▶ **What needs to be done**
Gather all lines from the material that contain "structured".

"""

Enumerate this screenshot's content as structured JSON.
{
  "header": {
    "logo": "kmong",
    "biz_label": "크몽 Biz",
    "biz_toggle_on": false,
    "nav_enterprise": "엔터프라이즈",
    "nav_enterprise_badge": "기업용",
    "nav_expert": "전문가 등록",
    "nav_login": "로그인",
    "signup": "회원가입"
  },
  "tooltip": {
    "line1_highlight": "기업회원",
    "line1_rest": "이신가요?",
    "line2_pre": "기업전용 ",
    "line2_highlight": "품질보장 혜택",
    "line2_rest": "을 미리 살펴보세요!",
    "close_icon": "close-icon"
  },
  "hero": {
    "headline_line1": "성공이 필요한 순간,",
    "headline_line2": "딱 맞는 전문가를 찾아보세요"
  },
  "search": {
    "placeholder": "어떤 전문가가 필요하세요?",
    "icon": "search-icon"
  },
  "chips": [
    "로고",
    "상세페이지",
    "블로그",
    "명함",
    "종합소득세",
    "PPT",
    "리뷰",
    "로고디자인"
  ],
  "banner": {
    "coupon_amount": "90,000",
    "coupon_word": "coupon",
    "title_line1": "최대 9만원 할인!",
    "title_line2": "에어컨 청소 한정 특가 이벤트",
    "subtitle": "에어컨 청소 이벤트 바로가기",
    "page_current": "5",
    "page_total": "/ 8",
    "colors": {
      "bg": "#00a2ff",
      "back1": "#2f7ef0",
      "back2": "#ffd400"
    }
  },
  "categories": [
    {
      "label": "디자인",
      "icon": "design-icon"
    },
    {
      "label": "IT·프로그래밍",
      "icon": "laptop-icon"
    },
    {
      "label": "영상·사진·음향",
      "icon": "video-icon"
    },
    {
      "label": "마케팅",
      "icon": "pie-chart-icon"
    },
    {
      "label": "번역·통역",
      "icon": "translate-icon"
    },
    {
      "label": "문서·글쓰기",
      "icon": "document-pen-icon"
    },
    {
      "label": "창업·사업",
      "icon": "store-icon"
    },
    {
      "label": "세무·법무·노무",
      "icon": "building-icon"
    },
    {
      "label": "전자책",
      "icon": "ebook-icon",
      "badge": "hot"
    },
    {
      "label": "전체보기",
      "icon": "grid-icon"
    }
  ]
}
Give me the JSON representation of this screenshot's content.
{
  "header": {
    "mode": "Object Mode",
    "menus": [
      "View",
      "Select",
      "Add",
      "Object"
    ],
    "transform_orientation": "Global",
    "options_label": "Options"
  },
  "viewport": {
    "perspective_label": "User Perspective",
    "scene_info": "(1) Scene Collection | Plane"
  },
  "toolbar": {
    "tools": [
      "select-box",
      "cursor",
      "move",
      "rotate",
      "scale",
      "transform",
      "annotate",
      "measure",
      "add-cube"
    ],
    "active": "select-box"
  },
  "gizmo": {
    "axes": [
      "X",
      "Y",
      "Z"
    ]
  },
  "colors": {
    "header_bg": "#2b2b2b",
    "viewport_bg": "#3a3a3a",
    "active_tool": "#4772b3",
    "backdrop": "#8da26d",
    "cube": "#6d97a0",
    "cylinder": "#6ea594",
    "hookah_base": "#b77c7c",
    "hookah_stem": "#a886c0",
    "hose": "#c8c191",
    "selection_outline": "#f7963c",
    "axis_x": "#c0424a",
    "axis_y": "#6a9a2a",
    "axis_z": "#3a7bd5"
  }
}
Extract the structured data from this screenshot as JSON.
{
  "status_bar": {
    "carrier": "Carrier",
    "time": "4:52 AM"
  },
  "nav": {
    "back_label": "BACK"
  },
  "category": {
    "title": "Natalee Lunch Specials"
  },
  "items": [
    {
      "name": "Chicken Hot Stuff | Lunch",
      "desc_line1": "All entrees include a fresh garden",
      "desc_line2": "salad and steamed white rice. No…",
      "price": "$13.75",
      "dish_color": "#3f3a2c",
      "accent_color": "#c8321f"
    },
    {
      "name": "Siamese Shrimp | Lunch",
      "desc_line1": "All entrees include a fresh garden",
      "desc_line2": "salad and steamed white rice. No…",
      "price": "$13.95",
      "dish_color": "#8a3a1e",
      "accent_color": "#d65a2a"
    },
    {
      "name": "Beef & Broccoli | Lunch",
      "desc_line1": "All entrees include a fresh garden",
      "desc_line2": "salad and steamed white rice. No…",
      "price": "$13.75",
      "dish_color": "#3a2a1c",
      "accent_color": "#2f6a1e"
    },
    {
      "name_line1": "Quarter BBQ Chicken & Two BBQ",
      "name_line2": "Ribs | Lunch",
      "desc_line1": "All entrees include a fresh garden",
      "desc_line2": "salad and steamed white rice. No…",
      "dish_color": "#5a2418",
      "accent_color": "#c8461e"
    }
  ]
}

"""

▶ **Answer to the exercise**
Enumerate this screenshot's content as structured JSON.
Extract the structured data from this screenshot as JSON.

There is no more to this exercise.